▶ **Required work**: Please give the listing again, word for word, with nothing left out.

▶ **Extracted records**:
= = = =
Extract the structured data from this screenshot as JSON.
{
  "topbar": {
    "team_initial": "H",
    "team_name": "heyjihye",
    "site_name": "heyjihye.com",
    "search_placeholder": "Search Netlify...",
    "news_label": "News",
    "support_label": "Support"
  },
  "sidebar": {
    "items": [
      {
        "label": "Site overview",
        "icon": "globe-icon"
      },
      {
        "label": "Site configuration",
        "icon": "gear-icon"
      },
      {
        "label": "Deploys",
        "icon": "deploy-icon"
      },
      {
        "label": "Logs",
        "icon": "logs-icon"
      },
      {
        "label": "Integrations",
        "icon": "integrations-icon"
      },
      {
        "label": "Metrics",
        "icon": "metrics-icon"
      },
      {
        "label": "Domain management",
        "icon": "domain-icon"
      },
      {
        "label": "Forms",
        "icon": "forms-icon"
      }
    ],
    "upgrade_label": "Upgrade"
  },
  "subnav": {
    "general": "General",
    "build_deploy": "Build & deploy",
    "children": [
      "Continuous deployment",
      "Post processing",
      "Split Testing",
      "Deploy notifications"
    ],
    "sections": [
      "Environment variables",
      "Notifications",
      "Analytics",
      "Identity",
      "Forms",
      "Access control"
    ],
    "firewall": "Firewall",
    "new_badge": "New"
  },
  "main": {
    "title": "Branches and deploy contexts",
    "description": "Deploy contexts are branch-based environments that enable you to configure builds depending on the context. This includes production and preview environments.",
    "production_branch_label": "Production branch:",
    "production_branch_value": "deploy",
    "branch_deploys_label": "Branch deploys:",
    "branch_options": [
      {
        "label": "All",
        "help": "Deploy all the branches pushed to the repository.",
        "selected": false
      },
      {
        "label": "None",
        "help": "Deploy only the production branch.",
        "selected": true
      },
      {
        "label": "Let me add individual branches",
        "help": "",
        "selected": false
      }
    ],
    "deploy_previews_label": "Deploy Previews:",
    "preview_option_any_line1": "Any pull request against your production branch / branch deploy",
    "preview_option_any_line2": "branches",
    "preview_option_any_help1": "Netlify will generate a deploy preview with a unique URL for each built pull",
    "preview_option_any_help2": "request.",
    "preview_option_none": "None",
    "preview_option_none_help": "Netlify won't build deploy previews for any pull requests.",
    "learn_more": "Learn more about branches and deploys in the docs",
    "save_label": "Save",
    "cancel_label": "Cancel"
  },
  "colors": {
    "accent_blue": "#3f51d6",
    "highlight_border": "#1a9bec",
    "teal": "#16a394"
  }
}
= = = =
▶ **Solution below**:
Extract the structured data from this screenshot as JSON.
{
  "topbar": {
    "team_initial": "H",
    "team_name": "heyjihye",
    "site_name": "heyjihye.com",
    "search_placeholder": "Search Netlify...",
    "news_label": "News",
    "support_label": "Support"
  },
  "sidebar": {
    "items": [
      {
        "label": "Site overview",
        "icon": "globe-icon"
      },
      {
        "label": "Site configuration",
        "icon": "gear-icon"
      },
      {
        "label": "Deploys",
        "icon": "deploy-icon"
      },
      {
        "label": "Logs",
        "icon": "logs-icon"
      },
      {
        "label": "Integrations",
        "icon": "integrations-icon"
      },
      {
        "label": "Metrics",
        "icon": "metrics-icon"
      },
      {
        "label": "Domain management",
        "icon": "domain-icon"
      },
      {
        "label": "Forms",
        "icon": "forms-icon"
      }
    ],
    "upgrade_label": "Upgrade"
  },
  "subnav": {
    "general": "General",
    "build_deploy": "Build & deploy",
    "children": [
      "Continuous deployment",
      "Post processing",
      "Split Testing",
      "Deploy notifications"
    ],
    "sections": [
      "Environment variables",
      "Notifications",
      "Analytics",
      "Identity",
      "Forms",
      "Access control"
    ],
    "firewall": "Firewall",
    "new_badge": "New"
  },
  "main": {
    "title": "Branches and deploy contexts",
    "description": "Deploy contexts are branch-based environments that enable you to configure builds depending on the context. This includes production and preview environments.",
    "production_branch_label": "Production branch:",
    "production_branch_value": "deploy",
    "branch_deploys_label": "Branch deploys:",
    "branch_options": [
      {
        "label": "All",
        "help": "Deploy all the branches pushed to the repository.",
        "selected": false
      },
      {
        "label": "None",
        "help": "Deploy only the production branch.",
        "selected": true
      },
      {
        "label": "Let me add individual branches",
        "help": "",
        "selected": false
      }
    ],
    "deploy_previews_label": "Deploy Previews:",
    "preview_option_any_line1": "Any pull request against your production branch / branch deploy",
    "preview_option_any_line2": "branches",
    "preview_option_any_help1": "Netlify will generate a deploy preview with a unique URL for each built pull",
    "preview_option_any_help2": "request.",
    "preview_option_none": "None",
    "preview_option_none_help": "Netlify won't build deploy previews for any pull requests.",
    "learn_more": "Learn more about branches and deploys in the docs",
    "save_label": "Save",
    "cancel_label": "Cancel"
  },
  "colors": {
    "accent_blue": "#3f51d6",
    "highlight_border": "#1a9bec",
    "teal": "#16a394"
  }
}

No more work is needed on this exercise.